### Problem to work on
Select all lines holding the word "city" from the entries that follow.

(Stored dataset items)
-- start --
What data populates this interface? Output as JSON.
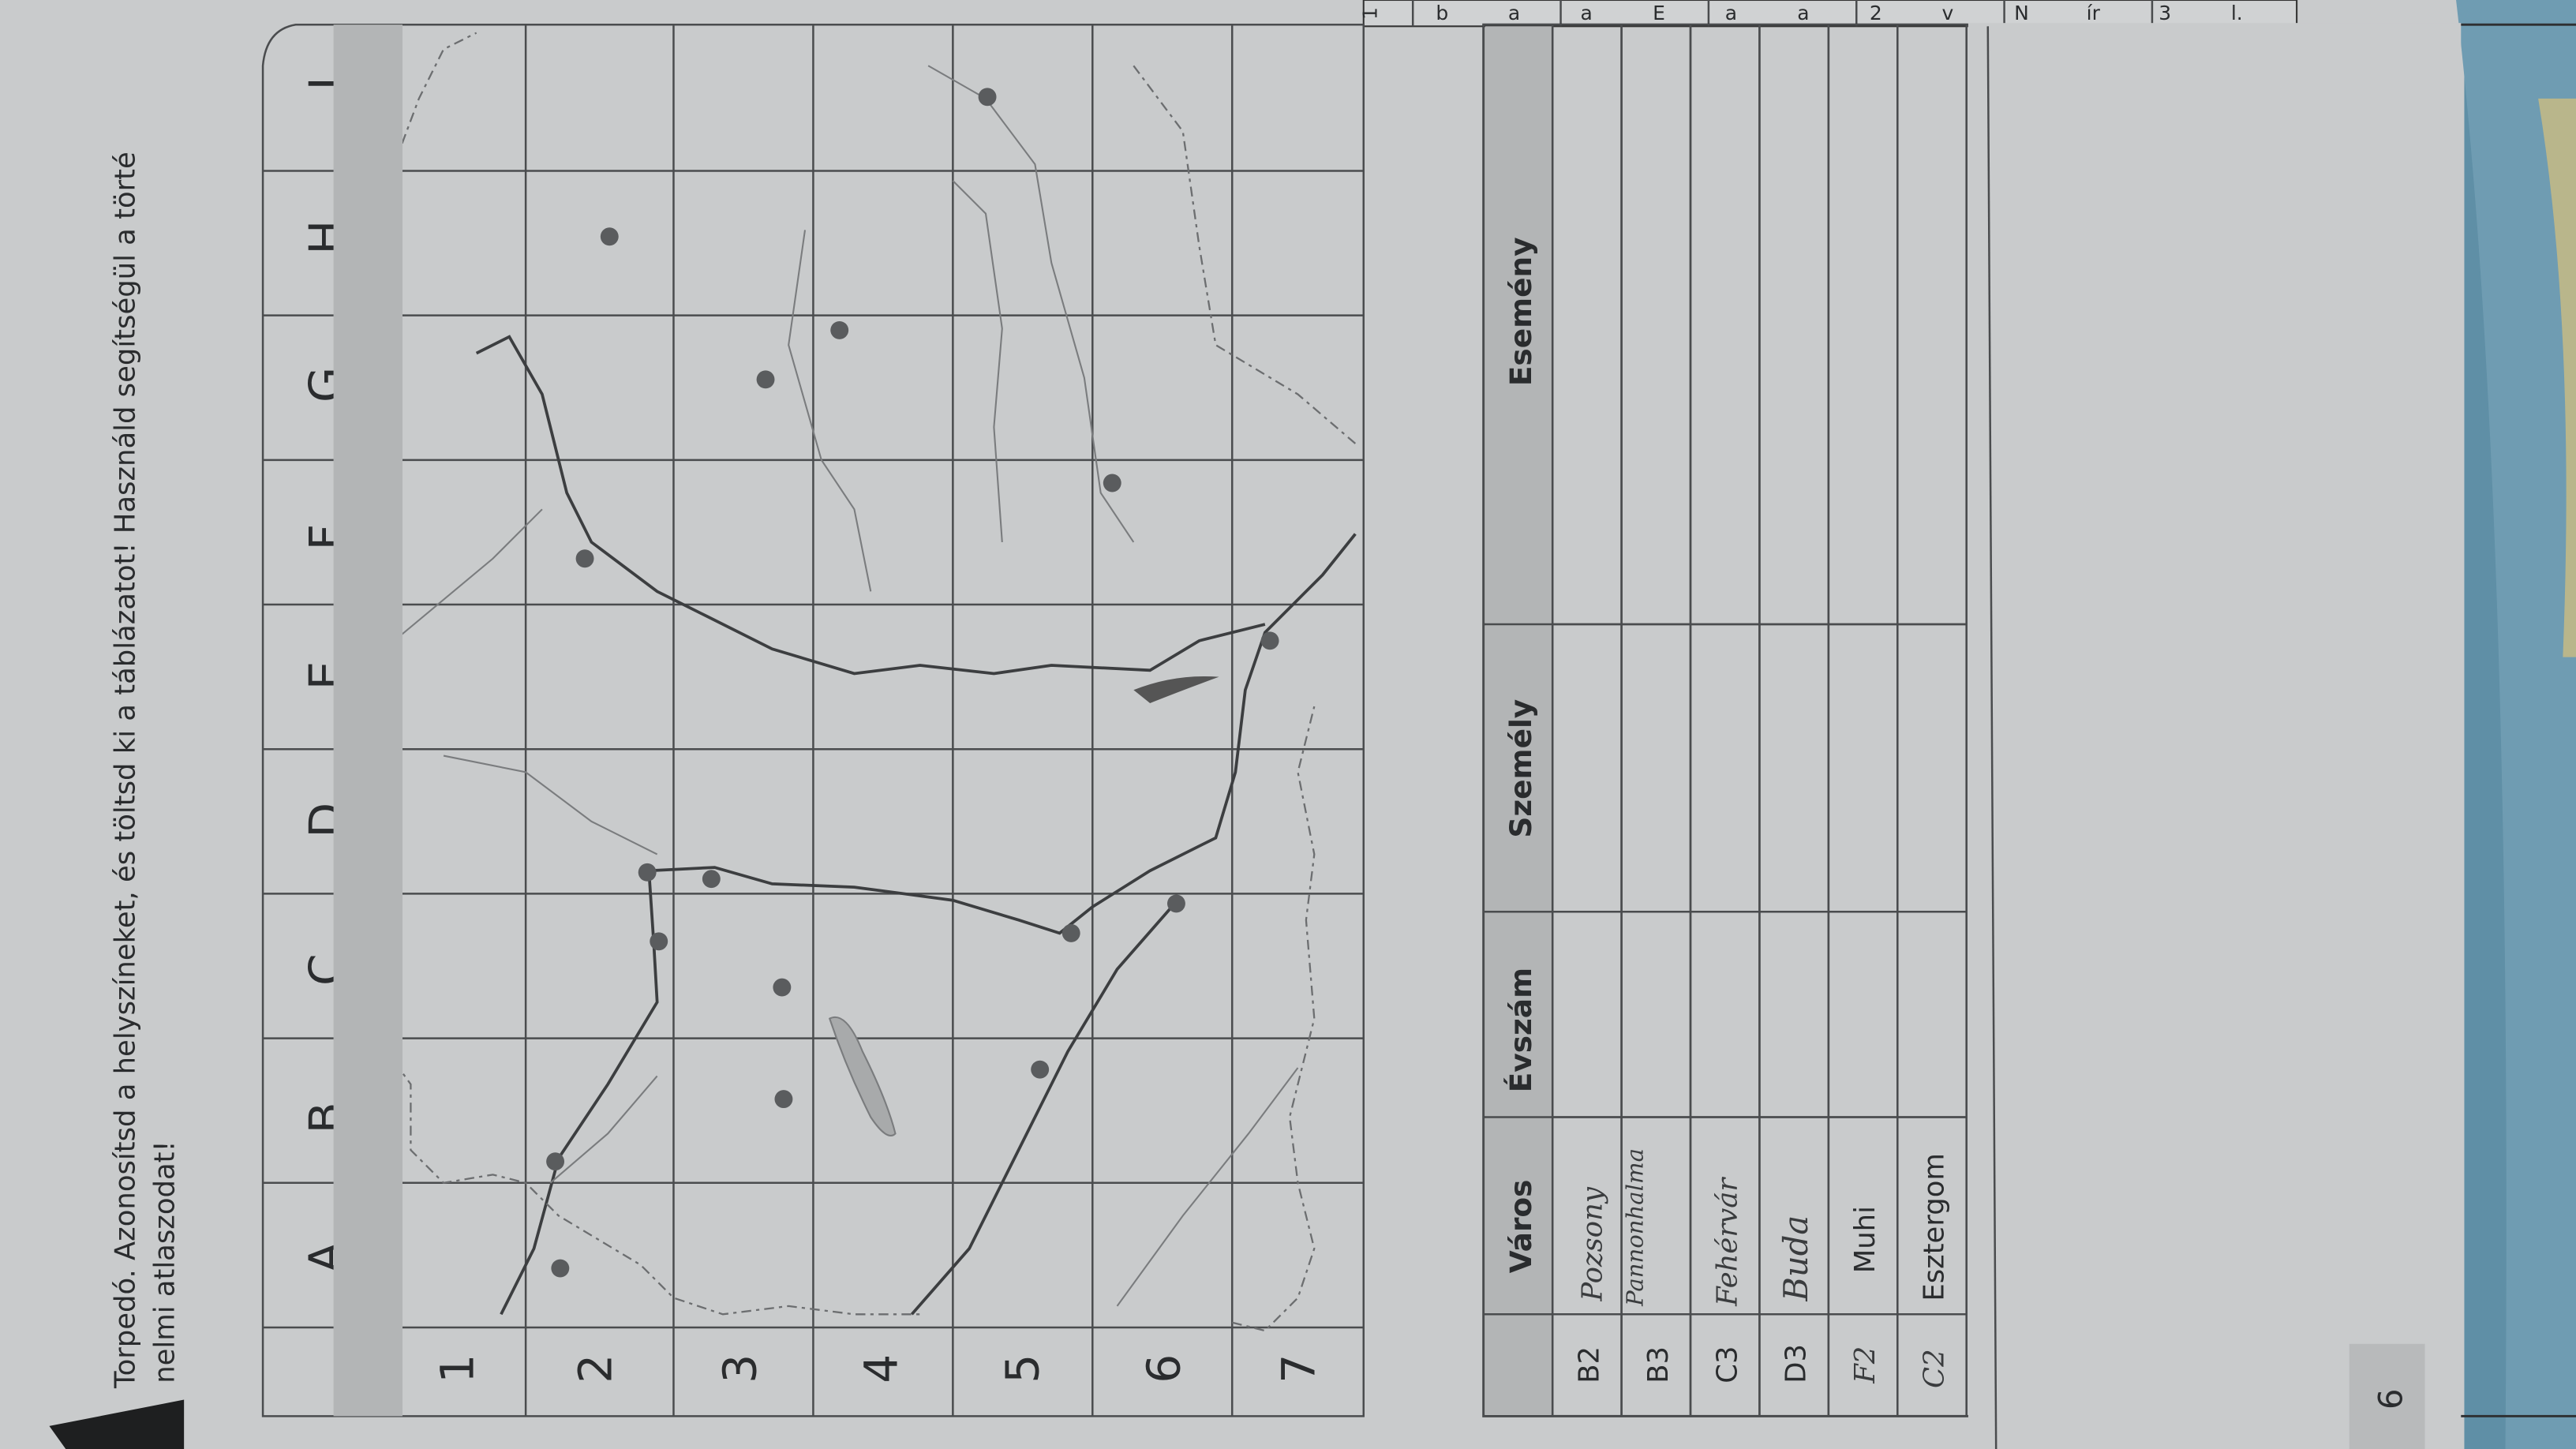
{
  "exercise": {
    "line1": "Torpedó. Azonosítsd a helyszíneket, és töltsd ki a táblázatot! Használd segítségül a törté",
    "line2": "nelmi atlaszodat!"
  },
  "map": {
    "columns": [
      "A",
      "B",
      "C",
      "D",
      "E",
      "F",
      "G",
      "H",
      "I"
    ],
    "rows": [
      "1",
      "2",
      "3",
      "4",
      "5",
      "6",
      "7"
    ]
  },
  "table": {
    "headers": [
      "",
      "Város",
      "Évszám",
      "Személy",
      "Esemény"
    ],
    "rows": [
      {
        "cell": "B2",
        "city": "Pozsony"
      },
      {
        "cell": "B3",
        "city": "Pannonhalma"
      },
      {
        "cell": "C3",
        "city": "Fehérvár"
      },
      {
        "cell": "D3",
        "city": "Buda"
      },
      {
        "cell": "F2",
        "city": "Muhi"
      },
      {
        "cell": "C2",
        "city": "Esztergom"
      }
    ]
  },
  "page_number": "6",
  "facing_page_fragments": [
    "1",
    "b",
    "a",
    "a",
    "E",
    "a",
    "a",
    "2",
    "v",
    "N",
    "ír",
    "3",
    "l."
  ],
  "colors": {
    "paper": "#c9cbcc",
    "ink": "#2a2c2e",
    "header_fill": "#b3b5b6",
    "desk": "#5f8fa6"
  }
}
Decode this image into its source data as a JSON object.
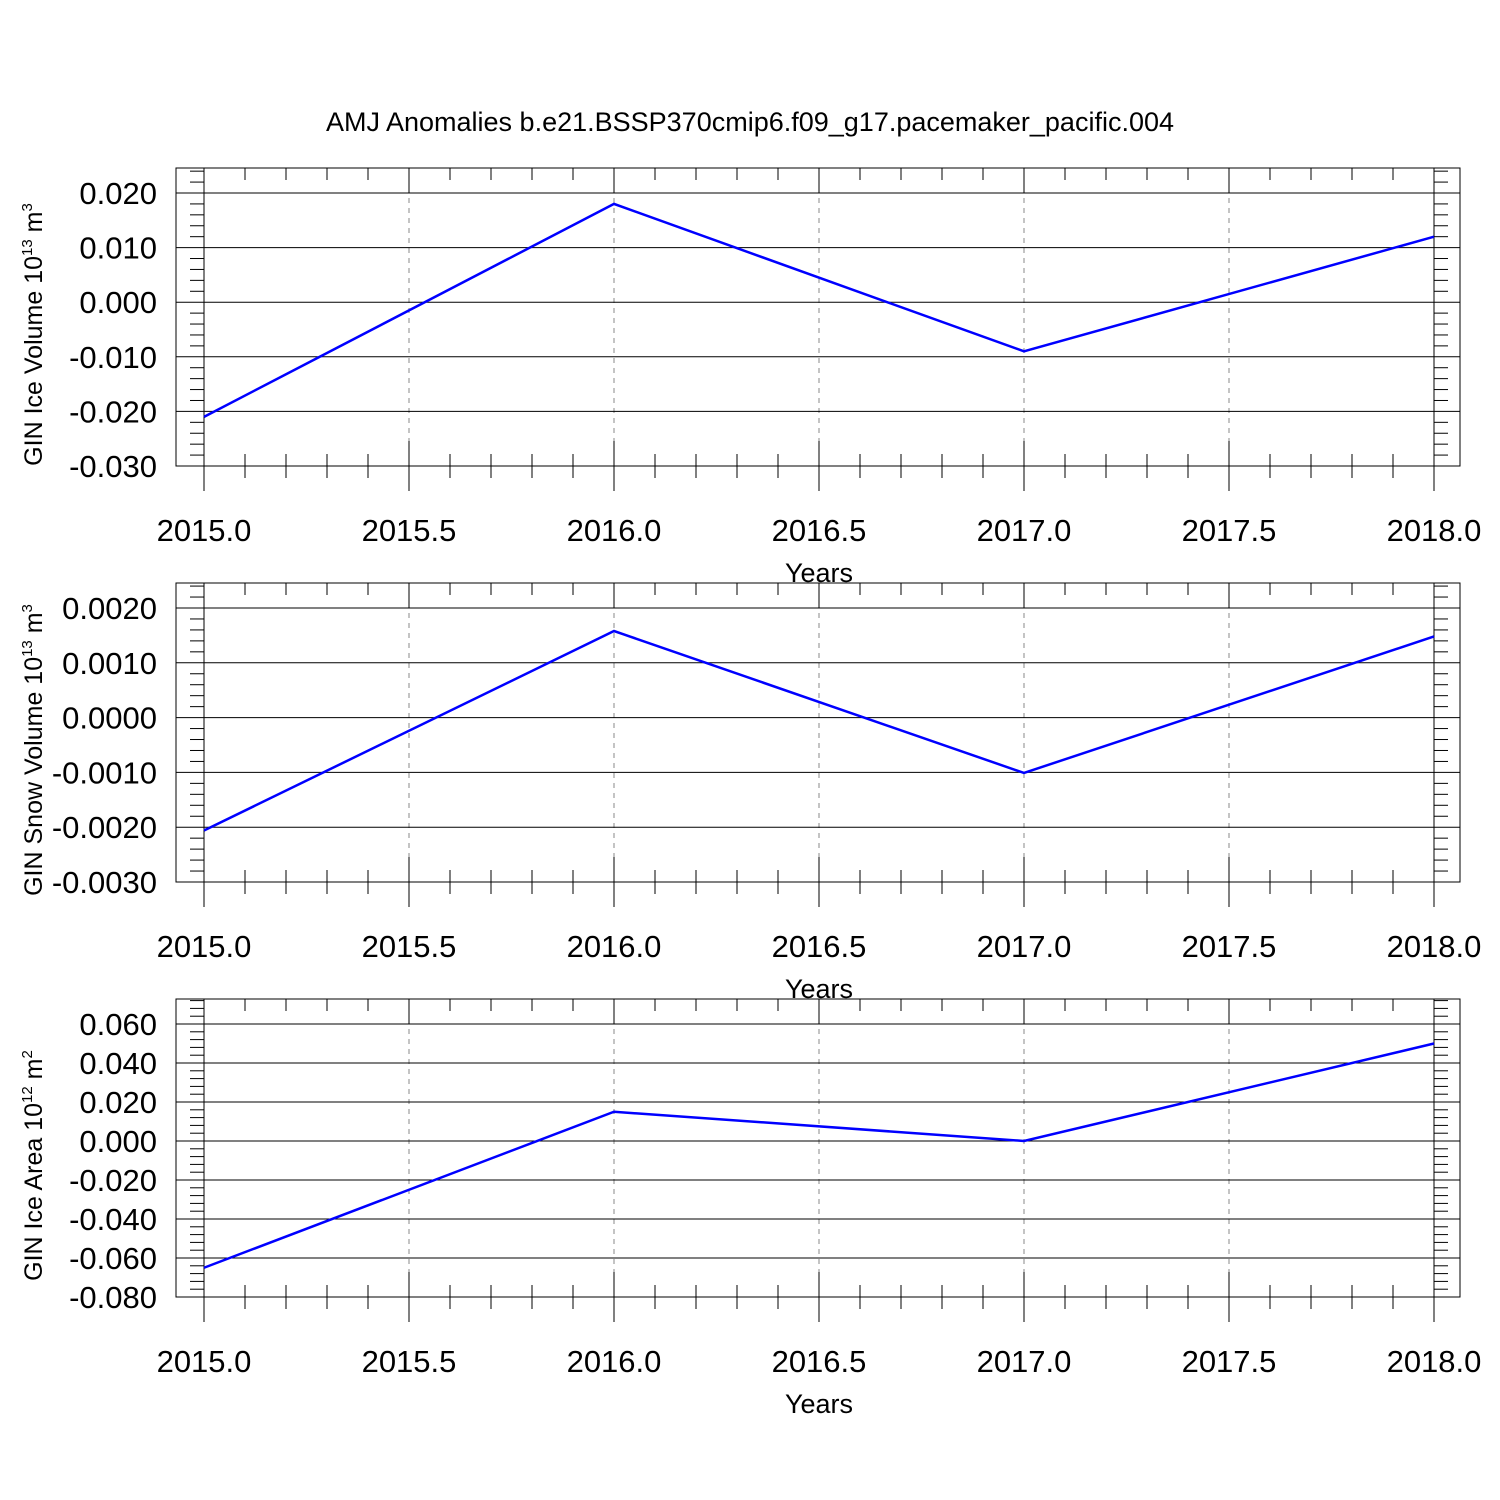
{
  "title": "AMJ Anomalies b.e21.BSSP370cmip6.f09_g17.pacemaker_pacific.004",
  "line_color": "#0000ff",
  "chart_data": [
    {
      "type": "line",
      "ylabel": "GIN Ice Volume 10",
      "ylabel_exp": "13",
      "ylabel_unit": " m",
      "ylabel_unit_exp": "3",
      "xlabel": "Years",
      "x": [
        2015,
        2016,
        2017,
        2018
      ],
      "series": [
        {
          "values": [
            -0.021,
            0.018,
            -0.009,
            0.012
          ]
        }
      ],
      "xlim": [
        2015,
        2018
      ],
      "ylim": [
        -0.03,
        0.02
      ],
      "xticks": [
        "2015.0",
        "2015.5",
        "2016.0",
        "2016.5",
        "2017.0",
        "2017.5",
        "2018.0"
      ],
      "yticks": [
        "-0.030",
        "-0.020",
        "-0.010",
        "0.000",
        "0.010",
        "0.020"
      ],
      "grid": "vertical-dashed"
    },
    {
      "type": "line",
      "ylabel": "GIN Snow Volume 10",
      "ylabel_exp": "13",
      "ylabel_unit": " m",
      "ylabel_unit_exp": "3",
      "xlabel": "Years",
      "x": [
        2015,
        2016,
        2017,
        2018
      ],
      "series": [
        {
          "values": [
            -0.00206,
            0.00158,
            -0.00101,
            0.00148
          ]
        }
      ],
      "xlim": [
        2015,
        2018
      ],
      "ylim": [
        -0.003,
        0.002
      ],
      "xticks": [
        "2015.0",
        "2015.5",
        "2016.0",
        "2016.5",
        "2017.0",
        "2017.5",
        "2018.0"
      ],
      "yticks": [
        "-0.0030",
        "-0.0020",
        "-0.0010",
        "0.0000",
        "0.0010",
        "0.0020"
      ],
      "grid": "vertical-dashed"
    },
    {
      "type": "line",
      "ylabel": "GIN Ice Area 10",
      "ylabel_exp": "12",
      "ylabel_unit": " m",
      "ylabel_unit_exp": "2",
      "xlabel": "Years",
      "x": [
        2015,
        2016,
        2017,
        2018
      ],
      "series": [
        {
          "values": [
            -0.065,
            0.015,
            0.0,
            0.05
          ]
        }
      ],
      "xlim": [
        2015,
        2018
      ],
      "ylim": [
        -0.08,
        0.06
      ],
      "xticks": [
        "2015.0",
        "2015.5",
        "2016.0",
        "2016.5",
        "2017.0",
        "2017.5",
        "2018.0"
      ],
      "yticks": [
        "-0.080",
        "-0.060",
        "-0.040",
        "-0.020",
        "0.000",
        "0.020",
        "0.040",
        "0.060"
      ],
      "grid": "vertical-dashed"
    }
  ]
}
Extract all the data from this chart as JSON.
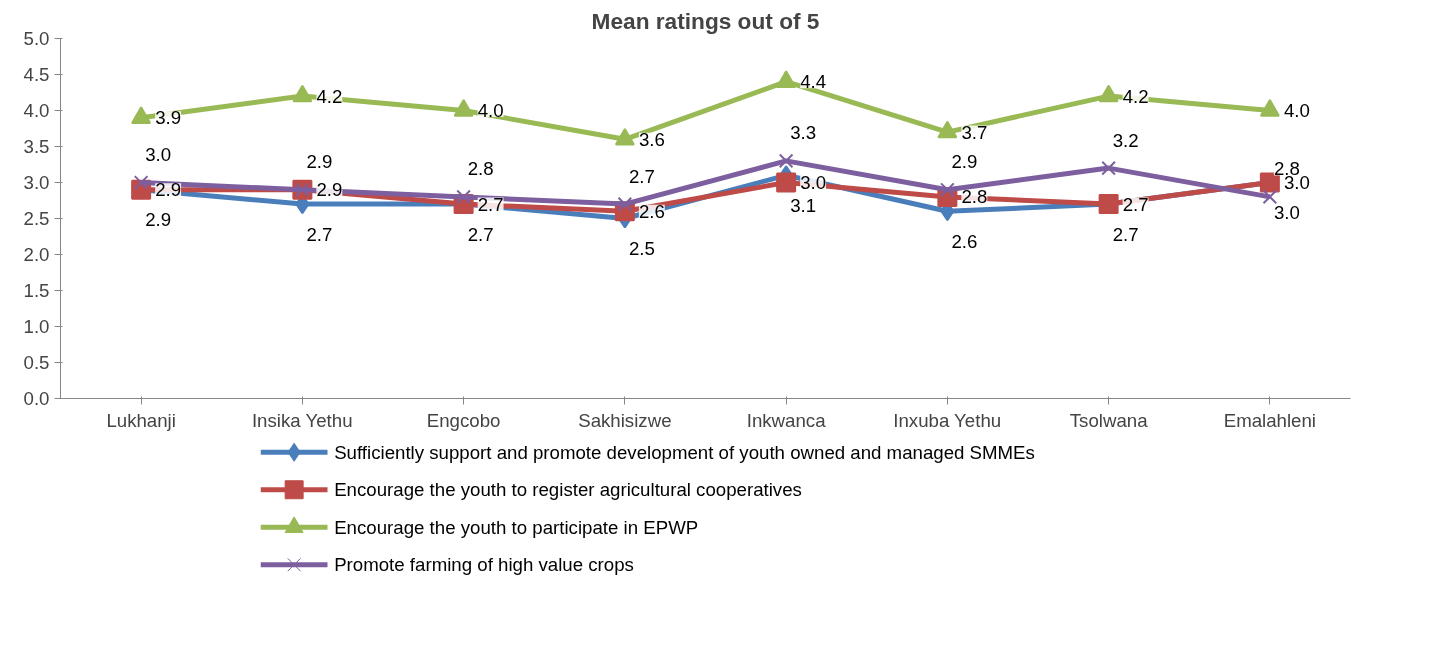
{
  "chart_data": {
    "type": "line",
    "title": "Mean ratings out of 5",
    "categories": [
      "Lukhanji",
      "Insika Yethu",
      "Engcobo",
      "Sakhisizwe",
      "Inkwanca",
      "Inxuba Yethu",
      "Tsolwana",
      "Emalahleni"
    ],
    "series": [
      {
        "name": "Sufficiently support and promote development of youth owned and managed SMMEs",
        "color": "#4a7ebb",
        "marker": "diamond",
        "values": [
          2.9,
          2.7,
          2.7,
          2.5,
          3.1,
          2.6,
          2.7,
          3.0
        ],
        "value_labels": [
          "2.9",
          "2.7",
          "2.7",
          "2.5",
          "3.1",
          "2.6",
          "2.7",
          "3.0"
        ]
      },
      {
        "name": "Encourage the youth to register agricultural cooperatives",
        "color": "#be4b48",
        "marker": "square",
        "values": [
          2.9,
          2.9,
          2.7,
          2.6,
          3.0,
          2.8,
          2.7,
          3.0
        ],
        "value_labels": [
          "2.9",
          "2.9",
          "2.7",
          "2.6",
          "3.0",
          "2.8",
          "2.7",
          "3.0"
        ]
      },
      {
        "name": "Encourage the youth  to participate in EPWP",
        "color": "#98b954",
        "marker": "triangle",
        "values": [
          3.9,
          4.2,
          4.0,
          3.6,
          4.4,
          3.7,
          4.2,
          4.0
        ],
        "value_labels": [
          "3.9",
          "4.2",
          "4.0",
          "3.6",
          "4.4",
          "3.7",
          "4.2",
          "4.0"
        ]
      },
      {
        "name": "Promote farming of high value crops",
        "color": "#7d5fa0",
        "marker": "cross",
        "values": [
          3.0,
          2.9,
          2.8,
          2.7,
          3.3,
          2.9,
          3.2,
          2.8
        ],
        "value_labels": [
          "3.0",
          "2.9",
          "2.8",
          "2.7",
          "3.3",
          "2.9",
          "3.2",
          "2.8"
        ]
      }
    ],
    "ylim": [
      0,
      5
    ],
    "yticks": [
      {
        "value": 0,
        "label": "0.0"
      },
      {
        "value": 0.5,
        "label": "0.5"
      },
      {
        "value": 1,
        "label": "1.0"
      },
      {
        "value": 1.5,
        "label": "1.5"
      },
      {
        "value": 2,
        "label": "2.0"
      },
      {
        "value": 2.5,
        "label": "2.5"
      },
      {
        "value": 3,
        "label": "3.0"
      },
      {
        "value": 3.5,
        "label": "3.5"
      },
      {
        "value": 4,
        "label": "4.0"
      },
      {
        "value": 4.5,
        "label": "4.5"
      },
      {
        "value": 5,
        "label": "5.0"
      }
    ],
    "grid": false,
    "legend": "bottom"
  }
}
-- end --
### Response to the task
        "city": "Pozsony"
        "city": "Pannonhalma"
        "city": "Fehérvár"
        "city": "Buda"
        "city": "Muhi"
        "city": "Esztergom"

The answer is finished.